§ Job
Select every line below containing the word "Factor".

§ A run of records
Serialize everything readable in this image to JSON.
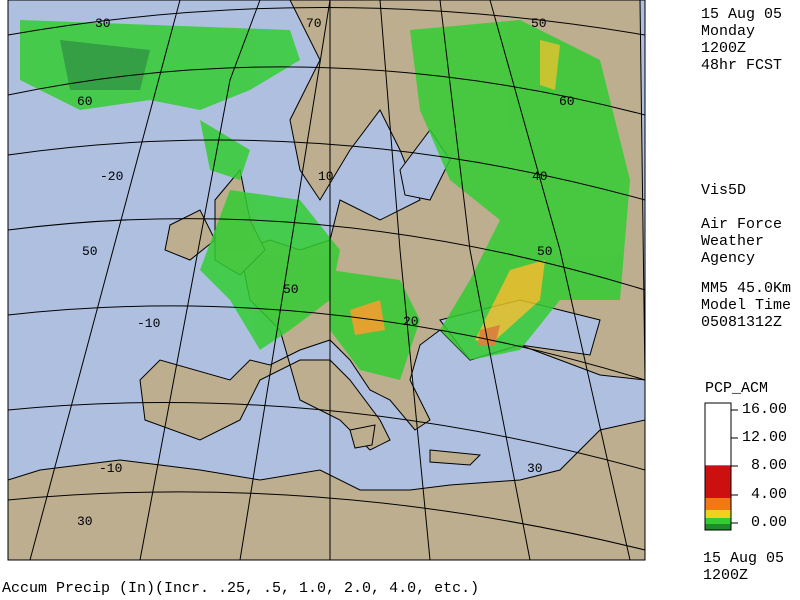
{
  "header": {
    "date": "15 Aug 05",
    "day": "Monday",
    "time": "1200Z",
    "forecast": "48hr FCST"
  },
  "info": {
    "software": "Vis5D",
    "agency": [
      "Air Force",
      "Weather",
      "Agency"
    ],
    "model": "MM5 45.0Km",
    "model_time_label": "Model Time",
    "model_time": "05081312Z"
  },
  "legend": {
    "title": "PCP_ACM",
    "labels": [
      "16.00",
      "12.00",
      "8.00",
      "4.00",
      "0.00"
    ]
  },
  "map": {
    "graticule_labels": [
      "30",
      "60",
      "-20",
      "50",
      "-10",
      "-10",
      "30",
      "70",
      "10",
      "50",
      "20",
      "50",
      "60",
      "40",
      "50",
      "30"
    ]
  },
  "footer": {
    "date": "15 Aug 05",
    "time": "1200Z",
    "caption": "Accum Precip (In)(Incr. .25, .5, 1.0, 2.0, 4.0, etc.)"
  }
}
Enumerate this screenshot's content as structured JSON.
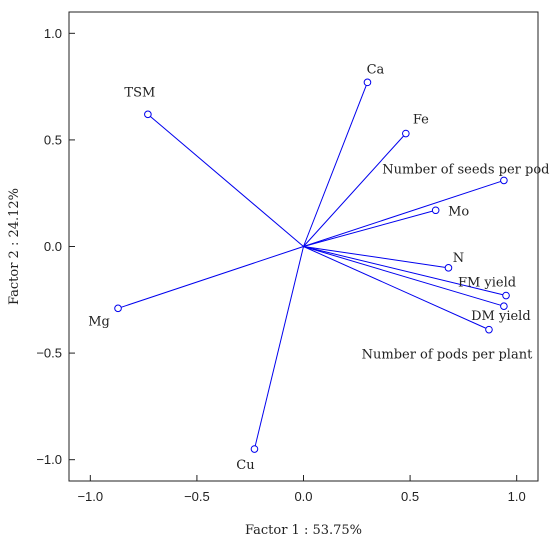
{
  "chart_data": {
    "type": "scatter",
    "subtype": "loading-plot",
    "xlabel": "Factor 1 : 53.75%",
    "ylabel": "Factor 2 : 24.12%",
    "xlim": [
      -1.1,
      1.1
    ],
    "ylim": [
      -1.1,
      1.1
    ],
    "xticks": [
      -1.0,
      -0.5,
      0.0,
      0.5,
      1.0
    ],
    "yticks": [
      -1.0,
      -0.5,
      0.0,
      0.5,
      1.0
    ],
    "xtick_labels": [
      "−1.0",
      "−0.5",
      "0.0",
      "0.5",
      "1.0"
    ],
    "ytick_labels": [
      "−1.0",
      "−0.5",
      "0.0",
      "0.5",
      "1.0"
    ],
    "grid": false,
    "vector_color": "#0000ee",
    "vectors_from_origin": true,
    "points": [
      {
        "label": "Ca",
        "x": 0.3,
        "y": 0.77
      },
      {
        "label": "Fe",
        "x": 0.48,
        "y": 0.53
      },
      {
        "label": "TSM",
        "x": -0.73,
        "y": 0.62
      },
      {
        "label": "Number of seeds per pod",
        "x": 0.94,
        "y": 0.31
      },
      {
        "label": "Mo",
        "x": 0.62,
        "y": 0.17
      },
      {
        "label": "N",
        "x": 0.68,
        "y": -0.1
      },
      {
        "label": "FM yield",
        "x": 0.95,
        "y": -0.23
      },
      {
        "label": "DM yield",
        "x": 0.94,
        "y": -0.28
      },
      {
        "label": "Number of pods per plant",
        "x": 0.87,
        "y": -0.39
      },
      {
        "label": "Mg",
        "x": -0.87,
        "y": -0.29
      },
      {
        "label": "Cu",
        "x": -0.23,
        "y": -0.95
      }
    ]
  }
}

§ Task output
    "xlabel": "Factor 1 : 53.75%",
    "ylabel": "Factor 2 : 24.12%",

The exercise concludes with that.